= Set task =
Provide the data again in its entirety, exactly as given.

= Data in this exercise =
____________________

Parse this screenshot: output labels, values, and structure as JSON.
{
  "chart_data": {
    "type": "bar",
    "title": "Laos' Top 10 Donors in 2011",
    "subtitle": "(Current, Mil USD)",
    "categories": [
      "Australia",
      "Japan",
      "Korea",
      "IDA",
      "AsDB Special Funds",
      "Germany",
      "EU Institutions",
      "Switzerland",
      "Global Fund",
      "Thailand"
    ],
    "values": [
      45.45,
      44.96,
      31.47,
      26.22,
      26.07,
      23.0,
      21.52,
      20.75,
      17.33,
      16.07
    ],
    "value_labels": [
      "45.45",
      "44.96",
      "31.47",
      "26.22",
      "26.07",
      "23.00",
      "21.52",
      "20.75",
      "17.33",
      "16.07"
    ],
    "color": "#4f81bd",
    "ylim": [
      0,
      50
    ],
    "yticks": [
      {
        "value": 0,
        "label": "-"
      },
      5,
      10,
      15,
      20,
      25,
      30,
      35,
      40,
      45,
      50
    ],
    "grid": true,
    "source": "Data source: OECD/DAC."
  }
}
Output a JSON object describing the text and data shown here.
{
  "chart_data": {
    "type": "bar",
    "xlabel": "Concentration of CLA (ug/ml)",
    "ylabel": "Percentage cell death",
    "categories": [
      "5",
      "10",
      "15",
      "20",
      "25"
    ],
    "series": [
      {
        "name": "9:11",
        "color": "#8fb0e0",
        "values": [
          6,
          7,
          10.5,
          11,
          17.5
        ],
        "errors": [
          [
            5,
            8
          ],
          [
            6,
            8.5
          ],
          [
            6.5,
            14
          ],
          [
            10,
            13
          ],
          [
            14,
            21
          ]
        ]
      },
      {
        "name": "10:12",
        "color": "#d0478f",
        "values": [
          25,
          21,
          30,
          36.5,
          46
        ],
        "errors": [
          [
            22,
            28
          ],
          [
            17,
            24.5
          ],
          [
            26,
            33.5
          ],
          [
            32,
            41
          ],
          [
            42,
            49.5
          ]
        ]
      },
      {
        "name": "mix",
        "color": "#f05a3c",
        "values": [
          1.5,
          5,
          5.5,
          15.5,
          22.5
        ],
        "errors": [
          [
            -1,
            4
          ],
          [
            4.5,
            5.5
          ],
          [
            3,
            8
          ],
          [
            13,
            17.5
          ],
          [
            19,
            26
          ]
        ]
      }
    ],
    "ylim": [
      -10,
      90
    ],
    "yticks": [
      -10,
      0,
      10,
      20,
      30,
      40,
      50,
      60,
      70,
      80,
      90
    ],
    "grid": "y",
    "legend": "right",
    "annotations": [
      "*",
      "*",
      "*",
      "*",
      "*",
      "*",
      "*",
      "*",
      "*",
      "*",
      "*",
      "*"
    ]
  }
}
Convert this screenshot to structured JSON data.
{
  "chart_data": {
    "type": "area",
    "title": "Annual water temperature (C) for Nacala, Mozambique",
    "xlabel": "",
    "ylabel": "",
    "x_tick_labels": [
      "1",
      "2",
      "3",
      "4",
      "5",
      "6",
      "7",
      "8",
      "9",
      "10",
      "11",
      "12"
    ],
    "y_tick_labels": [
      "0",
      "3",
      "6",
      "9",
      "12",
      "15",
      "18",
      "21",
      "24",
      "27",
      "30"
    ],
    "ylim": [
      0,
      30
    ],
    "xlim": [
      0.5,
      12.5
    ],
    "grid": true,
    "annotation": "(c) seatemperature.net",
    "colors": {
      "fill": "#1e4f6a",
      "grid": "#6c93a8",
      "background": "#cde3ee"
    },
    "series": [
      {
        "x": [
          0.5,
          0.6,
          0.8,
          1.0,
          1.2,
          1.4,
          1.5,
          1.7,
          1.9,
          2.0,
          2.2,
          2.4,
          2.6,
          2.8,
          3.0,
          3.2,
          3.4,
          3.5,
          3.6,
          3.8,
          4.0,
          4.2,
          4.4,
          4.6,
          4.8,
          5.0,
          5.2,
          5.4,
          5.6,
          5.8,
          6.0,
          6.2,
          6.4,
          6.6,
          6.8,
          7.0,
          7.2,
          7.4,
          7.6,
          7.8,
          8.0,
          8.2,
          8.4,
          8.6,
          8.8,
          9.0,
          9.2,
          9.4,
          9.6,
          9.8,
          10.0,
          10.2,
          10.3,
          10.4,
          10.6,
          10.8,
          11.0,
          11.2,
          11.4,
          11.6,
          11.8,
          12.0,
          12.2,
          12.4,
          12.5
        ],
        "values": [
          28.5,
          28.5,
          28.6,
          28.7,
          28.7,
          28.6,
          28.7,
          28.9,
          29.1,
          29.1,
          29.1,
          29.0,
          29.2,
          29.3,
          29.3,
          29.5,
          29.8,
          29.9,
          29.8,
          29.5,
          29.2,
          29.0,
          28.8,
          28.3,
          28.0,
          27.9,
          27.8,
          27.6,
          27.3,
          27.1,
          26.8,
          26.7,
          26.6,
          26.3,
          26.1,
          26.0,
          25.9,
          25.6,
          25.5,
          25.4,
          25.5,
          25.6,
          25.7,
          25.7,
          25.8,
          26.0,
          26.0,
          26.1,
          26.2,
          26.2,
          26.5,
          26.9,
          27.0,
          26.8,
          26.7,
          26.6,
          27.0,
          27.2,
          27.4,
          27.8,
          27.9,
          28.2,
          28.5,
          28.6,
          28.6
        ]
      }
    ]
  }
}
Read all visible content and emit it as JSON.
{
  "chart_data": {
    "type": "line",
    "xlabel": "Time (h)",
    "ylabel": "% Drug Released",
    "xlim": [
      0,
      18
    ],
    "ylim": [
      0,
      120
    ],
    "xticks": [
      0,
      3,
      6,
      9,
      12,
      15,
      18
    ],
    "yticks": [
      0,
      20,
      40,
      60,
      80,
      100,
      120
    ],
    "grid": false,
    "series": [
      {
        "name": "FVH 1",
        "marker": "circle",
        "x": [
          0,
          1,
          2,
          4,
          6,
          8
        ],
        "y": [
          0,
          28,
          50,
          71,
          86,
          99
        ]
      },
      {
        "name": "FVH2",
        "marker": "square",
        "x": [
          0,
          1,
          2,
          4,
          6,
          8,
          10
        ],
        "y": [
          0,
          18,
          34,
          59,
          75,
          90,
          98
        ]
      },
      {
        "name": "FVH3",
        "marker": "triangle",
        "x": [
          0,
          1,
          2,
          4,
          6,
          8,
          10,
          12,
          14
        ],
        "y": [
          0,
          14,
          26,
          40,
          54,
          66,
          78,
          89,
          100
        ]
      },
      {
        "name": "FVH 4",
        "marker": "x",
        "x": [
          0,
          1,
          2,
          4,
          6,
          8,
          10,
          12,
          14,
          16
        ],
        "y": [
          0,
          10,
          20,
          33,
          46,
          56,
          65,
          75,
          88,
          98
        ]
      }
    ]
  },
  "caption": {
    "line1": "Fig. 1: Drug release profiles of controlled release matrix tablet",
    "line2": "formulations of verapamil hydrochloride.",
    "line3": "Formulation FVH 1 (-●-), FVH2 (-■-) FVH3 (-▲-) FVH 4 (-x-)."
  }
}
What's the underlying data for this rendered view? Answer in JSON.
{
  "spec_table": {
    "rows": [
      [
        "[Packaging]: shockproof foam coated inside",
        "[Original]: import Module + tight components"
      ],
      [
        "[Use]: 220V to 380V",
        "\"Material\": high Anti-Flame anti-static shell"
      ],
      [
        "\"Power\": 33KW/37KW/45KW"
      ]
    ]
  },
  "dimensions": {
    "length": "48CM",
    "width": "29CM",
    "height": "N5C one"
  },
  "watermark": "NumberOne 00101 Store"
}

____________________

= Exercise response =
Parse this screenshot: output labels, values, and structure as JSON.
{
  "chart_data": {
    "type": "bar",
    "title": "Laos' Top 10 Donors in 2011",
    "subtitle": "(Current, Mil USD)",
    "categories": [
      "Australia",
      "Japan",
      "Korea",
      "IDA",
      "AsDB Special Funds",
      "Germany",
      "EU Institutions",
      "Switzerland",
      "Global Fund",
      "Thailand"
    ],
    "values": [
      45.45,
      44.96,
      31.47,
      26.22,
      26.07,
      23.0,
      21.52,
      20.75,
      17.33,
      16.07
    ],
    "value_labels": [
      "45.45",
      "44.96",
      "31.47",
      "26.22",
      "26.07",
      "23.00",
      "21.52",
      "20.75",
      "17.33",
      "16.07"
    ],
    "color": "#4f81bd",
    "ylim": [
      0,
      50
    ],
    "yticks": [
      {
        "value": 0,
        "label": "-"
      },
      5,
      10,
      15,
      20,
      25,
      30,
      35,
      40,
      45,
      50
    ],
    "grid": true,
    "source": "Data source: OECD/DAC."
  }
}
Output a JSON object describing the text and data shown here.
{
  "chart_data": {
    "type": "bar",
    "xlabel": "Concentration of CLA (ug/ml)",
    "ylabel": "Percentage cell death",
    "categories": [
      "5",
      "10",
      "15",
      "20",
      "25"
    ],
    "series": [
      {
        "name": "9:11",
        "color": "#8fb0e0",
        "values": [
          6,
          7,
          10.5,
          11,
          17.5
        ],
        "errors": [
          [
            5,
            8
          ],
          [
            6,
            8.5
          ],
          [
            6.5,
            14
          ],
          [
            10,
            13
          ],
          [
            14,
            21
          ]
        ]
      },
      {
        "name": "10:12",
        "color": "#d0478f",
        "values": [
          25,
          21,
          30,
          36.5,
          46
        ],
        "errors": [
          [
            22,
            28
          ],
          [
            17,
            24.5
          ],
          [
            26,
            33.5
          ],
          [
            32,
            41
          ],
          [
            42,
            49.5
          ]
        ]
      },
      {
        "name": "mix",
        "color": "#f05a3c",
        "values": [
          1.5,
          5,
          5.5,
          15.5,
          22.5
        ],
        "errors": [
          [
            -1,
            4
          ],
          [
            4.5,
            5.5
          ],
          [
            3,
            8
          ],
          [
            13,
            17.5
          ],
          [
            19,
            26
          ]
        ]
      }
    ],
    "ylim": [
      -10,
      90
    ],
    "yticks": [
      -10,
      0,
      10,
      20,
      30,
      40,
      50,
      60,
      70,
      80,
      90
    ],
    "grid": "y",
    "legend": "right",
    "annotations": [
      "*",
      "*",
      "*",
      "*",
      "*",
      "*",
      "*",
      "*",
      "*",
      "*",
      "*",
      "*"
    ]
  }
}
Convert this screenshot to structured JSON data.
{
  "chart_data": {
    "type": "area",
    "title": "Annual water temperature (C) for Nacala, Mozambique",
    "xlabel": "",
    "ylabel": "",
    "x_tick_labels": [
      "1",
      "2",
      "3",
      "4",
      "5",
      "6",
      "7",
      "8",
      "9",
      "10",
      "11",
      "12"
    ],
    "y_tick_labels": [
      "0",
      "3",
      "6",
      "9",
      "12",
      "15",
      "18",
      "21",
      "24",
      "27",
      "30"
    ],
    "ylim": [
      0,
      30
    ],
    "xlim": [
      0.5,
      12.5
    ],
    "grid": true,
    "annotation": "(c) seatemperature.net",
    "colors": {
      "fill": "#1e4f6a",
      "grid": "#6c93a8",
      "background": "#cde3ee"
    },
    "series": [
      {
        "x": [
          0.5,
          0.6,
          0.8,
          1.0,
          1.2,
          1.4,
          1.5,
          1.7,
          1.9,
          2.0,
          2.2,
          2.4,
          2.6,
          2.8,
          3.0,
          3.2,
          3.4,
          3.5,
          3.6,
          3.8,
          4.0,
          4.2,
          4.4,
          4.6,
          4.8,
          5.0,
          5.2,
          5.4,
          5.6,
          5.8,
          6.0,
          6.2,
          6.4,
          6.6,
          6.8,
          7.0,
          7.2,
          7.4,
          7.6,
          7.8,
          8.0,
          8.2,
          8.4,
          8.6,
          8.8,
          9.0,
          9.2,
          9.4,
          9.6,
          9.8,
          10.0,
          10.2,
          10.3,
          10.4,
          10.6,
          10.8,
          11.0,
          11.2,
          11.4,
          11.6,
          11.8,
          12.0,
          12.2,
          12.4,
          12.5
        ],
        "values": [
          28.5,
          28.5,
          28.6,
          28.7,
          28.7,
          28.6,
          28.7,
          28.9,
          29.1,
          29.1,
          29.1,
          29.0,
          29.2,
          29.3,
          29.3,
          29.5,
          29.8,
          29.9,
          29.8,
          29.5,
          29.2,
          29.0,
          28.8,
          28.3,
          28.0,
          27.9,
          27.8,
          27.6,
          27.3,
          27.1,
          26.8,
          26.7,
          26.6,
          26.3,
          26.1,
          26.0,
          25.9,
          25.6,
          25.5,
          25.4,
          25.5,
          25.6,
          25.7,
          25.7,
          25.8,
          26.0,
          26.0,
          26.1,
          26.2,
          26.2,
          26.5,
          26.9,
          27.0,
          26.8,
          26.7,
          26.6,
          27.0,
          27.2,
          27.4,
          27.8,
          27.9,
          28.2,
          28.5,
          28.6,
          28.6
        ]
      }
    ]
  }
}
Read all visible content and emit it as JSON.
{
  "chart_data": {
    "type": "line",
    "xlabel": "Time (h)",
    "ylabel": "% Drug Released",
    "xlim": [
      0,
      18
    ],
    "ylim": [
      0,
      120
    ],
    "xticks": [
      0,
      3,
      6,
      9,
      12,
      15,
      18
    ],
    "yticks": [
      0,
      20,
      40,
      60,
      80,
      100,
      120
    ],
    "grid": false,
    "series": [
      {
        "name": "FVH 1",
        "marker": "circle",
        "x": [
          0,
          1,
          2,
          4,
          6,
          8
        ],
        "y": [
          0,
          28,
          50,
          71,
          86,
          99
        ]
      },
      {
        "name": "FVH2",
        "marker": "square",
        "x": [
          0,
          1,
          2,
          4,
          6,
          8,
          10
        ],
        "y": [
          0,
          18,
          34,
          59,
          75,
          90,
          98
        ]
      },
      {
        "name": "FVH3",
        "marker": "triangle",
        "x": [
          0,
          1,
          2,
          4,
          6,
          8,
          10,
          12,
          14
        ],
        "y": [
          0,
          14,
          26,
          40,
          54,
          66,
          78,
          89,
          100
        ]
      },
      {
        "name": "FVH 4",
        "marker": "x",
        "x": [
          0,
          1,
          2,
          4,
          6,
          8,
          10,
          12,
          14,
          16
        ],
        "y": [
          0,
          10,
          20,
          33,
          46,
          56,
          65,
          75,
          88,
          98
        ]
      }
    ]
  },
  "caption": {
    "line1": "Fig. 1: Drug release profiles of controlled release matrix tablet",
    "line2": "formulations of verapamil hydrochloride.",
    "line3": "Formulation FVH 1 (-●-), FVH2 (-■-) FVH3 (-▲-) FVH 4 (-x-)."
  }
}
What's the underlying data for this rendered view? Answer in JSON.
{
  "spec_table": {
    "rows": [
      [
        "[Packaging]: shockproof foam coated inside",
        "[Original]: import Module + tight components"
      ],
      [
        "[Use]: 220V to 380V",
        "\"Material\": high Anti-Flame anti-static shell"
      ],
      [
        "\"Power\": 33KW/37KW/45KW"
      ]
    ]
  },
  "dimensions": {
    "length": "48CM",
    "width": "29CM",
    "height": "N5C one"
  },
  "watermark": "NumberOne 00101 Store"
}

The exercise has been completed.